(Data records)
++++

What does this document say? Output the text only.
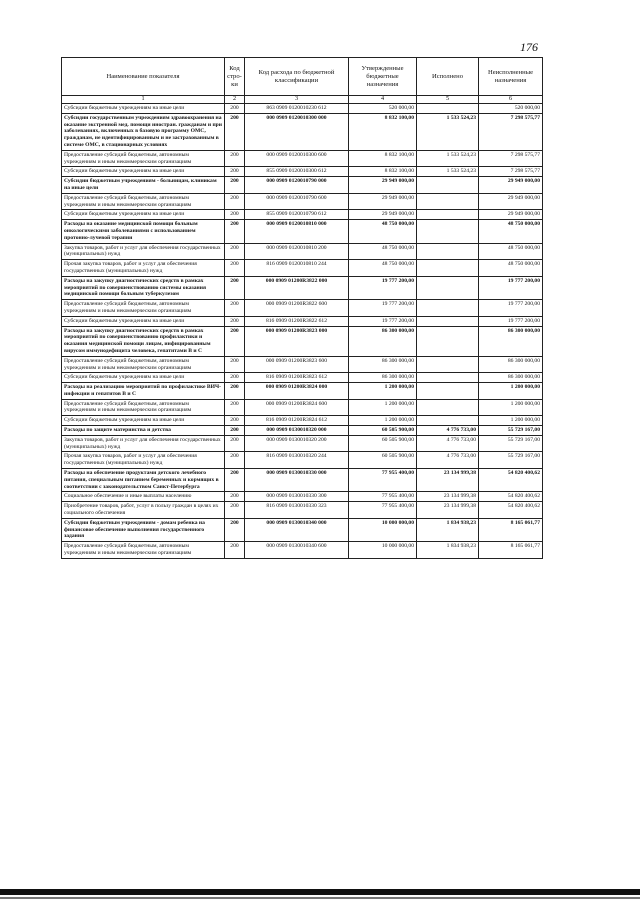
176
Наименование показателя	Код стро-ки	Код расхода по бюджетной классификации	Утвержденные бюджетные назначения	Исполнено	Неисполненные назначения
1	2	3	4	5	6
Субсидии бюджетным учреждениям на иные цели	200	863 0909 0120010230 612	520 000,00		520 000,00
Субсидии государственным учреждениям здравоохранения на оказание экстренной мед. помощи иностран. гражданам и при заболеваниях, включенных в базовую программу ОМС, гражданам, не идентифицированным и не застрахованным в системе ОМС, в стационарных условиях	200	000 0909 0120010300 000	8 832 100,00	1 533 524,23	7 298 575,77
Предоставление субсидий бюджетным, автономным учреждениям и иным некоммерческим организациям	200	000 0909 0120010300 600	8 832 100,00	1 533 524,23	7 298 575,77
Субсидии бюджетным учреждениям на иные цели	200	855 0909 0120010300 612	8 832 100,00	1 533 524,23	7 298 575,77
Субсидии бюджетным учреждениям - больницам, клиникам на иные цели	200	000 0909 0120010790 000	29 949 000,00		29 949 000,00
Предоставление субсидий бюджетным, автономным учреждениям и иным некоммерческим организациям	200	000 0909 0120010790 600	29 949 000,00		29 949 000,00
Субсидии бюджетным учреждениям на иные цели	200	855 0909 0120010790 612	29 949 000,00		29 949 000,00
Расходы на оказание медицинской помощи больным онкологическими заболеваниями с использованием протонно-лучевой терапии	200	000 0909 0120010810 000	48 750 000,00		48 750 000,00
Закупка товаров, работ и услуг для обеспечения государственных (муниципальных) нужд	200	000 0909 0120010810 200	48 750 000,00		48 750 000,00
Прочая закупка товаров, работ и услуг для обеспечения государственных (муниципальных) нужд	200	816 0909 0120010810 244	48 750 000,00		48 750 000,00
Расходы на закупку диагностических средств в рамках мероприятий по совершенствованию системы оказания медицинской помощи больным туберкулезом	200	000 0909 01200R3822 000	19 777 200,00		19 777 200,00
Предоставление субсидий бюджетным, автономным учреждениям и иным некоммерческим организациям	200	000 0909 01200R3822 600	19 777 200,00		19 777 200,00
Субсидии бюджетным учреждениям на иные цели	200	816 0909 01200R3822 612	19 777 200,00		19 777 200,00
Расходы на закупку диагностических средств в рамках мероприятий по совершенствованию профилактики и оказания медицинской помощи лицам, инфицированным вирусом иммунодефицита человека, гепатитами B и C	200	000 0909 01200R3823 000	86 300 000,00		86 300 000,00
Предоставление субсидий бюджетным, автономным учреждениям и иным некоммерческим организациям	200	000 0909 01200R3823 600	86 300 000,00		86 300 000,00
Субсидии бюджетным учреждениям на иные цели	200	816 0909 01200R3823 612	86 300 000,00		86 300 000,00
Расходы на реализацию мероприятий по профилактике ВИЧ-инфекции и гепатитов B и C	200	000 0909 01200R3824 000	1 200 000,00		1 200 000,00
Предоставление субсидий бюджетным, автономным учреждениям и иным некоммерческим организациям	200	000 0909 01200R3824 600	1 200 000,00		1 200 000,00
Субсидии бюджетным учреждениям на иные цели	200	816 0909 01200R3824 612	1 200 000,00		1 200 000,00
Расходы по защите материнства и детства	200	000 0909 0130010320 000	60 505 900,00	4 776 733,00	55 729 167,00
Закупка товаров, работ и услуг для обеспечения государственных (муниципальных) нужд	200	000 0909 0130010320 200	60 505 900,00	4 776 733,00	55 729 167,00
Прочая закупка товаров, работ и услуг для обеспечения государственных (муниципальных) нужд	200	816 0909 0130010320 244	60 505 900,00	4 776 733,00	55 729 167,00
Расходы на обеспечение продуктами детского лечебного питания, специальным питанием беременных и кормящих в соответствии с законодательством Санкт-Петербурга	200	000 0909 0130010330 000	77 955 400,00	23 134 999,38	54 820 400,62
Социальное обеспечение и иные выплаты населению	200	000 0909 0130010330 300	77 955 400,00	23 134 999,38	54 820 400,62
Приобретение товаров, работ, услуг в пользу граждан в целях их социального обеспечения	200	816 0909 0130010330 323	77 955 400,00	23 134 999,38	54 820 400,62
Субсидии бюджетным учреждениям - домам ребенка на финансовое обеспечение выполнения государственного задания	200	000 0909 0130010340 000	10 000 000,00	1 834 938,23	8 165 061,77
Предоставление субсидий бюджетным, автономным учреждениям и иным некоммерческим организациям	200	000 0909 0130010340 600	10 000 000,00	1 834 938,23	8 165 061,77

++++

**What to work on**. Return every line of the preceding records in which the word "Прочая" appears.

**Exercise answer**.
Прочая закупка товаров, работ и услуг для обеспечения государственных (муниципальных) нужд	200	816 0909 0120010810 244	48 750 000,00		48 750 000,00
Прочая закупка товаров, работ и услуг для обеспечения государственных (муниципальных) нужд	200	816 0909 0130010320 244	60 505 900,00	4 776 733,00	55 729 167,00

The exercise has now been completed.